▶ PROBLEM TO WORK ON
Retype all of the data exactly as given.

▶ Entries taken from a collection
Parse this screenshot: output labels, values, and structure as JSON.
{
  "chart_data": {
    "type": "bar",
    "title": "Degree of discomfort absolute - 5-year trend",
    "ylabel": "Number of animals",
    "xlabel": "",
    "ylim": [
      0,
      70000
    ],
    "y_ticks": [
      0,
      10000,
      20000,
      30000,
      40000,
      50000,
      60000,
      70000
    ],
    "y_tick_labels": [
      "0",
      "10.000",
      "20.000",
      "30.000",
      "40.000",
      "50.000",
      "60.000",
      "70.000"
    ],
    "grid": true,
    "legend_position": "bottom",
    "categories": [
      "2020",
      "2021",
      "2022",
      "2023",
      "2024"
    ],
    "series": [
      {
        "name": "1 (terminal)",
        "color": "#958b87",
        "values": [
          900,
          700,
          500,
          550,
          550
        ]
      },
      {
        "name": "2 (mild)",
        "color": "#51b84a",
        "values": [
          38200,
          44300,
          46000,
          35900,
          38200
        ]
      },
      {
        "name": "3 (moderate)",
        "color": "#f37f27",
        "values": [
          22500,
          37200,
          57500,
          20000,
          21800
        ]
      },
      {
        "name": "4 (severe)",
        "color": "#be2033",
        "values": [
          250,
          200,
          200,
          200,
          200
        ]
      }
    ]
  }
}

▶ EXERCISE SOLUTION
Parse this screenshot: output labels, values, and structure as JSON.
{
  "chart_data": {
    "type": "bar",
    "title": "Degree of discomfort absolute - 5-year trend",
    "ylabel": "Number of animals",
    "xlabel": "",
    "ylim": [
      0,
      70000
    ],
    "y_ticks": [
      0,
      10000,
      20000,
      30000,
      40000,
      50000,
      60000,
      70000
    ],
    "y_tick_labels": [
      "0",
      "10.000",
      "20.000",
      "30.000",
      "40.000",
      "50.000",
      "60.000",
      "70.000"
    ],
    "grid": true,
    "legend_position": "bottom",
    "categories": [
      "2020",
      "2021",
      "2022",
      "2023",
      "2024"
    ],
    "series": [
      {
        "name": "1 (terminal)",
        "color": "#958b87",
        "values": [
          900,
          700,
          500,
          550,
          550
        ]
      },
      {
        "name": "2 (mild)",
        "color": "#51b84a",
        "values": [
          38200,
          44300,
          46000,
          35900,
          38200
        ]
      },
      {
        "name": "3 (moderate)",
        "color": "#f37f27",
        "values": [
          22500,
          37200,
          57500,
          20000,
          21800
        ]
      },
      {
        "name": "4 (severe)",
        "color": "#be2033",
        "values": [
          250,
          200,
          200,
          200,
          200
        ]
      }
    ]
  }
}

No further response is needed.